[begin Provided records]

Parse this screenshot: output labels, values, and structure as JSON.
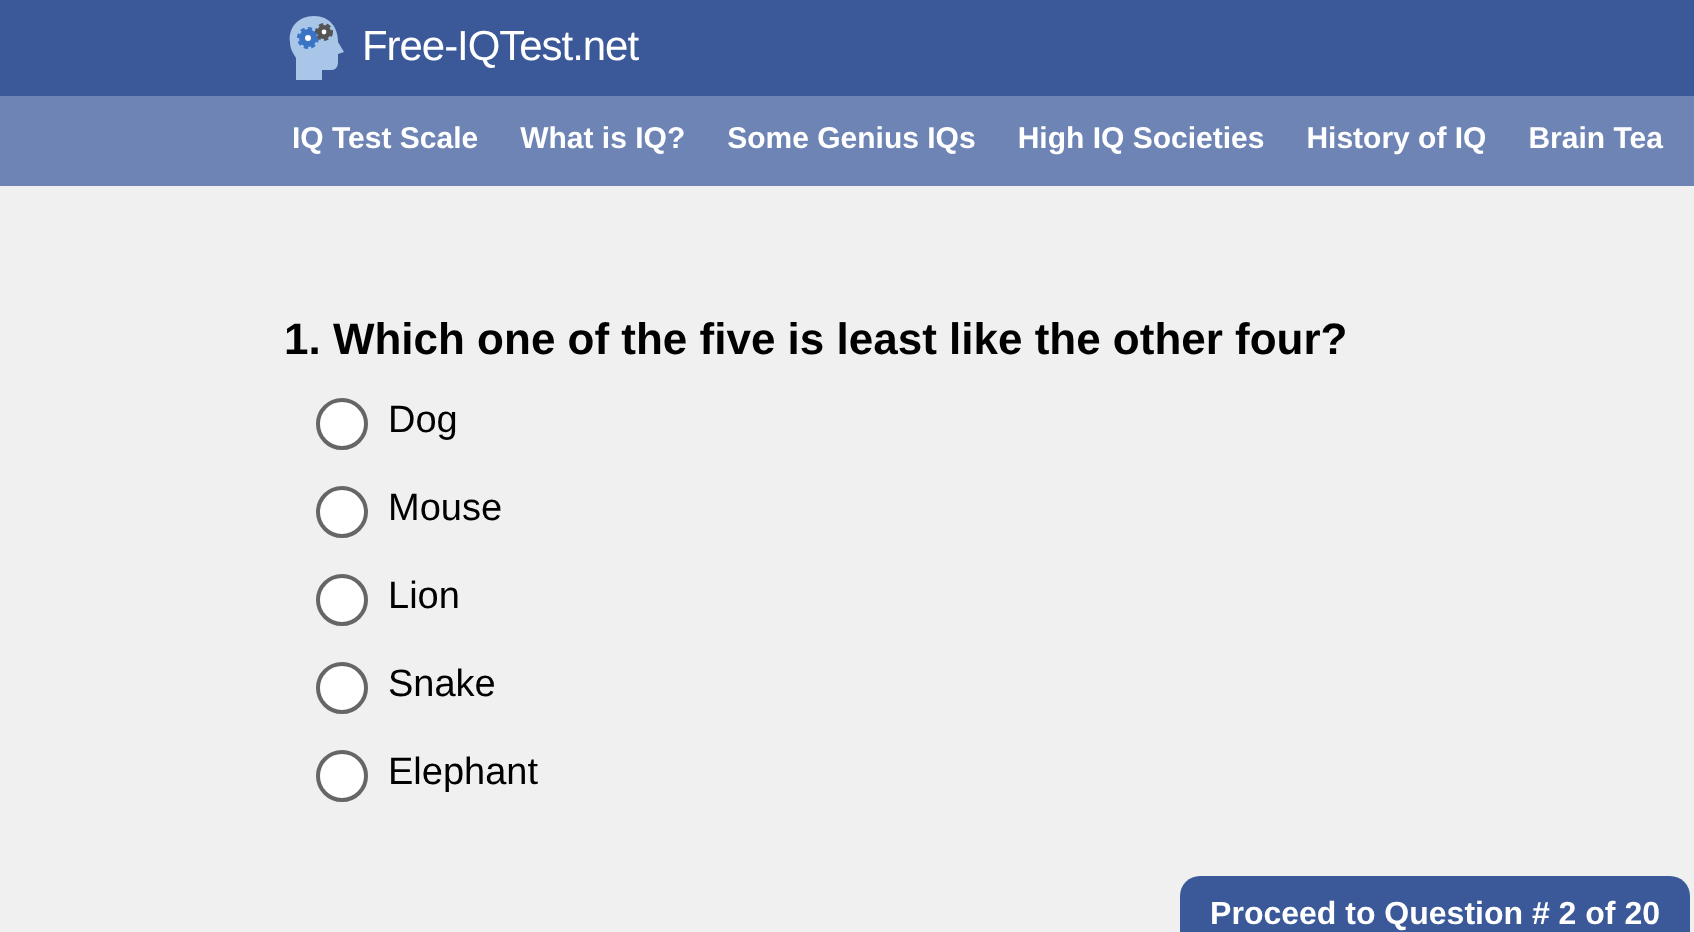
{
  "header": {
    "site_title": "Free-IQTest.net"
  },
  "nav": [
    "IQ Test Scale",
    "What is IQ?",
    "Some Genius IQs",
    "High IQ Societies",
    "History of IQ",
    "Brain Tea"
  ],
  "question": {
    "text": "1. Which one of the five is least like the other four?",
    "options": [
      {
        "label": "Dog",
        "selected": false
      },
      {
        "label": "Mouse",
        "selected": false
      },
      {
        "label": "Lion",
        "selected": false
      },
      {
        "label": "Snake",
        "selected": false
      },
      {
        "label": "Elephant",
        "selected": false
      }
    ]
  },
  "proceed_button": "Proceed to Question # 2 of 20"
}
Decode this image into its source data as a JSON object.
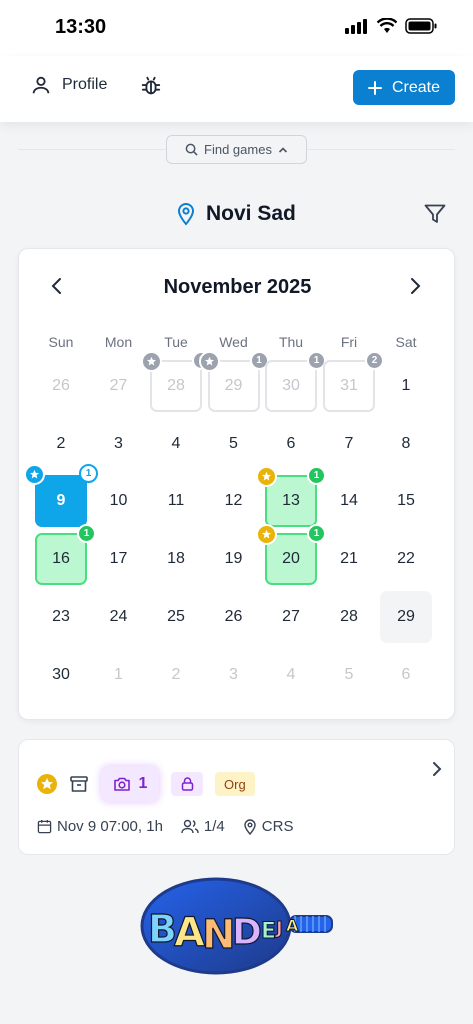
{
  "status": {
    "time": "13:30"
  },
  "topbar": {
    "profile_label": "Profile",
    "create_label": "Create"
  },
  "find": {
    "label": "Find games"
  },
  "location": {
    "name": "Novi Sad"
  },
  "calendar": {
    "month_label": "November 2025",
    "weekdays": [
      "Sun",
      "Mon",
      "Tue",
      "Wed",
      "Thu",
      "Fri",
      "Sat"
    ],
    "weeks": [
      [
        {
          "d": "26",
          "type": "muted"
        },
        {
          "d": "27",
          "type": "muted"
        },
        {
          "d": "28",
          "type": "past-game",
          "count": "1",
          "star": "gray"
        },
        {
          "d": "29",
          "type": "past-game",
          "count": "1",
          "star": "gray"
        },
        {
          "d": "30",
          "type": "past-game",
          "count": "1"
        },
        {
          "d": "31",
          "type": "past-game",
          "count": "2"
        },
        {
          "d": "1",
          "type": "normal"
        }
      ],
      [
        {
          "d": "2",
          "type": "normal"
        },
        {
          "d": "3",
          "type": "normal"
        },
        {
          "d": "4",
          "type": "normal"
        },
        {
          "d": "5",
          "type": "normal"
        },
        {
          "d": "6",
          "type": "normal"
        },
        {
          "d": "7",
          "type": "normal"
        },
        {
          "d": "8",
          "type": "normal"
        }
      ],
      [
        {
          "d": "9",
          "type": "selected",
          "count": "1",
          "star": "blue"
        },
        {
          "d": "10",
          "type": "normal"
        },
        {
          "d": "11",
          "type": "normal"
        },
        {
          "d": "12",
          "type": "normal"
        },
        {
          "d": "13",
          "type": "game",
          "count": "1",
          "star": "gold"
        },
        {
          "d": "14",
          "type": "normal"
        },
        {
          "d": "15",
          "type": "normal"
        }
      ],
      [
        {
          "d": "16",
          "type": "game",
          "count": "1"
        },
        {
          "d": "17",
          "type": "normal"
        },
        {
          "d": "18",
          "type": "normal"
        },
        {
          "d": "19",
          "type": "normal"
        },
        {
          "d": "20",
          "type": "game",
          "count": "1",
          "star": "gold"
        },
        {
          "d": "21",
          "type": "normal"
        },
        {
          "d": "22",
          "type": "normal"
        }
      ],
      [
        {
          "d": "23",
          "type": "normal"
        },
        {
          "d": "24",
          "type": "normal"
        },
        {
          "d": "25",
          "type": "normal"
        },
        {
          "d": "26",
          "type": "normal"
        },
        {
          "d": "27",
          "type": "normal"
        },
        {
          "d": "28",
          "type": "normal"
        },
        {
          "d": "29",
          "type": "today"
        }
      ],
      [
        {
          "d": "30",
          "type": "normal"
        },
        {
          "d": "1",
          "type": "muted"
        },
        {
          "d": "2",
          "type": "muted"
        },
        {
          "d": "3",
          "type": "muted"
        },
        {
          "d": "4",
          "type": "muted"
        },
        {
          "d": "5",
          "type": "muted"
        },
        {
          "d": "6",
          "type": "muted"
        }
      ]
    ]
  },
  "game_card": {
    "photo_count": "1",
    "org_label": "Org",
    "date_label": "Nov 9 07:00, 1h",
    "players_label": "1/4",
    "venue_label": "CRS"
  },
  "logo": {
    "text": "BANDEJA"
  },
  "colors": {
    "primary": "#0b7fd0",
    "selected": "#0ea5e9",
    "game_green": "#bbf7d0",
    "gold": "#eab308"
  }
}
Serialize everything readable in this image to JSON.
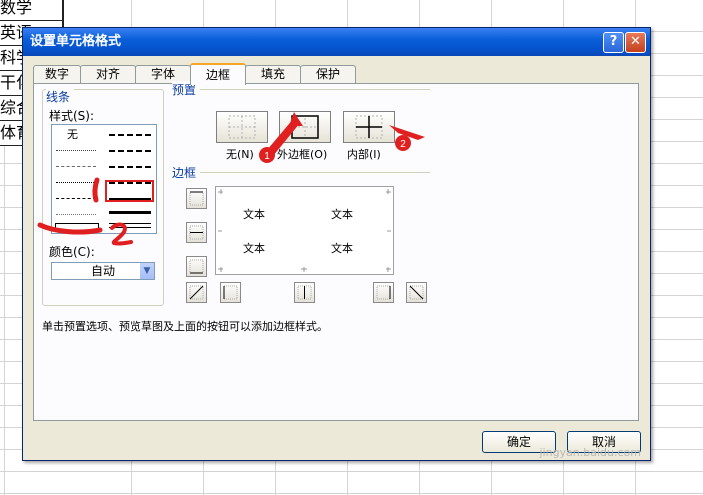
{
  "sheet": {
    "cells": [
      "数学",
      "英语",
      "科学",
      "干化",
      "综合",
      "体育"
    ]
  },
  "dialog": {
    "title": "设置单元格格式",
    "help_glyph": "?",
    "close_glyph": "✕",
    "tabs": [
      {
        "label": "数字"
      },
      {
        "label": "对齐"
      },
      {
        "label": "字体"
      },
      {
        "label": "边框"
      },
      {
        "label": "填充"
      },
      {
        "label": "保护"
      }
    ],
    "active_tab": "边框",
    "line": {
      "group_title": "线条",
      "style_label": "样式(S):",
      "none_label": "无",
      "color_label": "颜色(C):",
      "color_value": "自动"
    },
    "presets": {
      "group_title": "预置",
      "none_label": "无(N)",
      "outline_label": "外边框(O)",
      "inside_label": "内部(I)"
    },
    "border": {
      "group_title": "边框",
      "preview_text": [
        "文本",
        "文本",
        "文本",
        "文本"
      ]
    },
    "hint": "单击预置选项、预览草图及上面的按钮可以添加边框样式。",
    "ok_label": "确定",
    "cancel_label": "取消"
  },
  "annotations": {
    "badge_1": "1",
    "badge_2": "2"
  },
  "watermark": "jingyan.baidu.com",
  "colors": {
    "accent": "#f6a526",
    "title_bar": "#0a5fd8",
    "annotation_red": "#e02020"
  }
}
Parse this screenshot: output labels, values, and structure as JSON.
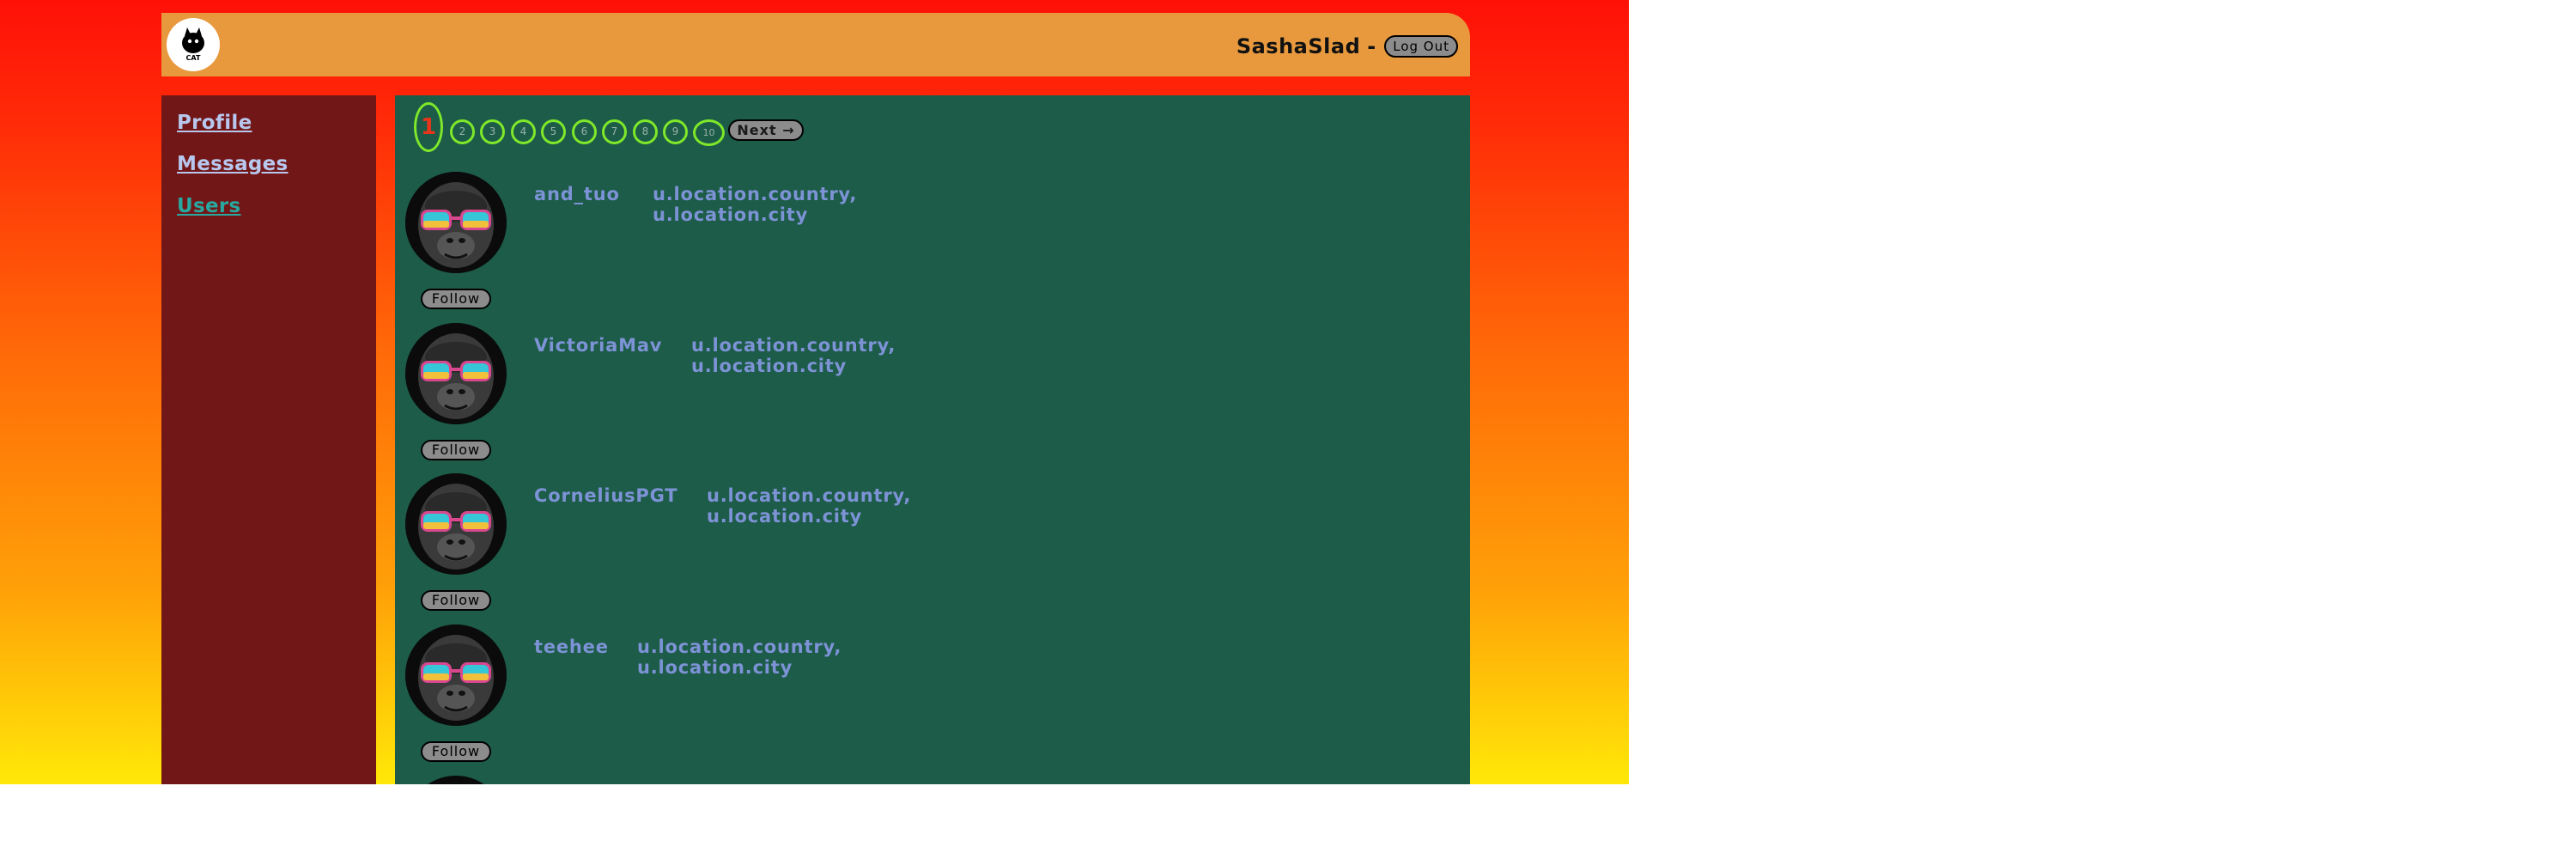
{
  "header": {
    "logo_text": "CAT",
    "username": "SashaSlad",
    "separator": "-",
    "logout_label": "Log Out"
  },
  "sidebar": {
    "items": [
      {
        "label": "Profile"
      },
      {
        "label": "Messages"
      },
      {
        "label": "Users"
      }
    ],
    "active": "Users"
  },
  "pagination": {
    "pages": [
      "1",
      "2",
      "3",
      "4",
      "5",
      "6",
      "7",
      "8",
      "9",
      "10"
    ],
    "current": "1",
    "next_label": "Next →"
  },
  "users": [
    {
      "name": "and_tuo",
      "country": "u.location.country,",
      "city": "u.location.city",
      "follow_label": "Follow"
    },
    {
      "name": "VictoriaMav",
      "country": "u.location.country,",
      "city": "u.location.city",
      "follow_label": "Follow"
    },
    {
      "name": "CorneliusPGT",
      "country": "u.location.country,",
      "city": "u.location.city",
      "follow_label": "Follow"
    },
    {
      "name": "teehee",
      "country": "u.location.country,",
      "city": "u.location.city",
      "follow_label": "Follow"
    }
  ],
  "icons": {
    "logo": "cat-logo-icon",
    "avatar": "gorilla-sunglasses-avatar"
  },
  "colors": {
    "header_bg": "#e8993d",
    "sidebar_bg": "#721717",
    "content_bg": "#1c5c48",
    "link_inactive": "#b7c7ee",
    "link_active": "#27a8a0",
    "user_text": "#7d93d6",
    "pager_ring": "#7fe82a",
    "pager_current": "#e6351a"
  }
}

[end Provided records]

_Problem details_
Transcribe all the records above word for word, without their images.

_Output of the task_
Parse this screenshot: output labels, values, and structure as JSON.
{
  "header": {
    "site_title": "Free-IQTest.net"
  },
  "nav": [
    "IQ Test Scale",
    "What is IQ?",
    "Some Genius IQs",
    "High IQ Societies",
    "History of IQ",
    "Brain Tea"
  ],
  "question": {
    "text": "1. Which one of the five is least like the other four?",
    "options": [
      {
        "label": "Dog",
        "selected": false
      },
      {
        "label": "Mouse",
        "selected": false
      },
      {
        "label": "Lion",
        "selected": false
      },
      {
        "label": "Snake",
        "selected": false
      },
      {
        "label": "Elephant",
        "selected": false
      }
    ]
  },
  "proceed_button": "Proceed to Question # 2 of 20"
}
Decode this image into its source data as a JSON object.
{
  "status": {
    "time": "13:30"
  },
  "topbar": {
    "profile_label": "Profile",
    "create_label": "Create"
  },
  "find": {
    "label": "Find games"
  },
  "location": {
    "name": "Novi Sad"
  },
  "calendar": {
    "month_label": "November 2025",
    "weekdays": [
      "Sun",
      "Mon",
      "Tue",
      "Wed",
      "Thu",
      "Fri",
      "Sat"
    ],
    "weeks": [
      [
        {
          "d": "26",
          "type": "muted"
        },
        {
          "d": "27",
          "type": "muted"
        },
        {
          "d": "28",
          "type": "past-game",
          "count": "1",
          "star": "gray"
        },
        {
          "d": "29",
          "type": "past-game",
          "count": "1",
          "star": "gray"
        },
        {
          "d": "30",
          "type": "past-game",
          "count": "1"
        },
        {
          "d": "31",
          "type": "past-game",
          "count": "2"
        },
        {
          "d": "1",
          "type": "normal"
        }
      ],
      [
        {
          "d": "2",
          "type": "normal"
        },
        {
          "d": "3",
          "type": "normal"
        },
        {
          "d": "4",
          "type": "normal"
        },
        {
          "d": "5",
          "type": "normal"
        },
        {
          "d": "6",
          "type": "normal"
        },
        {
          "d": "7",
          "type": "normal"
        },
        {
          "d": "8",
          "type": "normal"
        }
      ],
      [
        {
          "d": "9",
          "type": "selected",
          "count": "1",
          "star": "blue"
        },
        {
          "d": "10",
          "type": "normal"
        },
        {
          "d": "11",
          "type": "normal"
        },
        {
          "d": "12",
          "type": "normal"
        },
        {
          "d": "13",
          "type": "game",
          "count": "1",
          "star": "gold"
        },
        {
          "d": "14",
          "type": "normal"
        },
        {
          "d": "15",
          "type": "normal"
        }
      ],
      [
        {
          "d": "16",
          "type": "game",
          "count": "1"
        },
        {
          "d": "17",
          "type": "normal"
        },
        {
          "d": "18",
          "type": "normal"
        },
        {
          "d": "19",
          "type": "normal"
        },
        {
          "d": "20",
          "type": "game",
          "count": "1",
          "star": "gold"
        },
        {
          "d": "21",
          "type": "normal"
        },
        {
          "d": "22",
          "type": "normal"
        }
      ],
      [
        {
          "d": "23",
          "type": "normal"
        },
        {
          "d": "24",
          "type": "normal"
        },
        {
          "d": "25",
          "type": "normal"
        },
        {
          "d": "26",
          "type": "normal"
        },
        {
          "d": "27",
          "type": "normal"
        },
        {
          "d": "28",
          "type": "normal"
        },
        {
          "d": "29",
          "type": "today"
        }
      ],
      [
        {
          "d": "30",
          "type": "normal"
        },
        {
          "d": "1",
          "type": "muted"
        },
        {
          "d": "2",
          "type": "muted"
        },
        {
          "d": "3",
          "type": "muted"
        },
        {
          "d": "4",
          "type": "muted"
        },
        {
          "d": "5",
          "type": "muted"
        },
        {
          "d": "6",
          "type": "muted"
        }
      ]
    ]
  },
  "game_card": {
    "photo_count": "1",
    "org_label": "Org",
    "date_label": "Nov 9 07:00, 1h",
    "players_label": "1/4",
    "venue_label": "CRS"
  },
  "logo": {
    "text": "BANDEJA"
  },
  "colors": {
    "primary": "#0b7fd0",
    "selected": "#0ea5e9",
    "game_green": "#bbf7d0",
    "gold": "#eab308"
  }
}
Serialize everything readable in this image to JSON.
{
  "sheet": {
    "cells": [
      "数学",
      "英语",
      "科学",
      "干化",
      "综合",
      "体育"
    ]
  },
  "dialog": {
    "title": "设置单元格格式",
    "help_glyph": "?",
    "close_glyph": "✕",
    "tabs": [
      {
        "label": "数字"
      },
      {
        "label": "对齐"
      },
      {
        "label": "字体"
      },
      {
        "label": "边框"
      },
      {
        "label": "填充"
      },
      {
        "label": "保护"
      }
    ],
    "active_tab": "边框",
    "line": {
      "group_title": "线条",
      "style_label": "样式(S):",
      "none_label": "无",
      "color_label": "颜色(C):",
      "color_value": "自动"
    },
    "presets": {
      "group_title": "预置",
      "none_label": "无(N)",
      "outline_label": "外边框(O)",
      "inside_label": "内部(I)"
    },
    "border": {
      "group_title": "边框",
      "preview_text": [
        "文本",
        "文本",
        "文本",
        "文本"
      ]
    },
    "hint": "单击预置选项、预览草图及上面的按钮可以添加边框样式。",
    "ok_label": "确定",
    "cancel_label": "取消"
  },
  "annotations": {
    "badge_1": "1",
    "badge_2": "2"
  },
  "watermark": "jingyan.baidu.com",
  "colors": {
    "accent": "#f6a526",
    "title_bar": "#0a5fd8",
    "annotation_red": "#e02020"
  }
}
Parse this screenshot: output labels, values, and structure as JSON.
{
  "header": {
    "logo_text": "CAT",
    "username": "SashaSlad",
    "separator": "-",
    "logout_label": "Log Out"
  },
  "sidebar": {
    "items": [
      {
        "label": "Profile"
      },
      {
        "label": "Messages"
      },
      {
        "label": "Users"
      }
    ],
    "active": "Users"
  },
  "pagination": {
    "pages": [
      "1",
      "2",
      "3",
      "4",
      "5",
      "6",
      "7",
      "8",
      "9",
      "10"
    ],
    "current": "1",
    "next_label": "Next →"
  },
  "users": [
    {
      "name": "and_tuo",
      "country": "u.location.country,",
      "city": "u.location.city",
      "follow_label": "Follow"
    },
    {
      "name": "VictoriaMav",
      "country": "u.location.country,",
      "city": "u.location.city",
      "follow_label": "Follow"
    },
    {
      "name": "CorneliusPGT",
      "country": "u.location.country,",
      "city": "u.location.city",
      "follow_label": "Follow"
    },
    {
      "name": "teehee",
      "country": "u.location.country,",
      "city": "u.location.city",
      "follow_label": "Follow"
    }
  ],
  "icons": {
    "logo": "cat-logo-icon",
    "avatar": "gorilla-sunglasses-avatar"
  },
  "colors": {
    "header_bg": "#e8993d",
    "sidebar_bg": "#721717",
    "content_bg": "#1c5c48",
    "link_inactive": "#b7c7ee",
    "link_active": "#27a8a0",
    "user_text": "#7d93d6",
    "pager_ring": "#7fe82a",
    "pager_current": "#e6351a"
  }
}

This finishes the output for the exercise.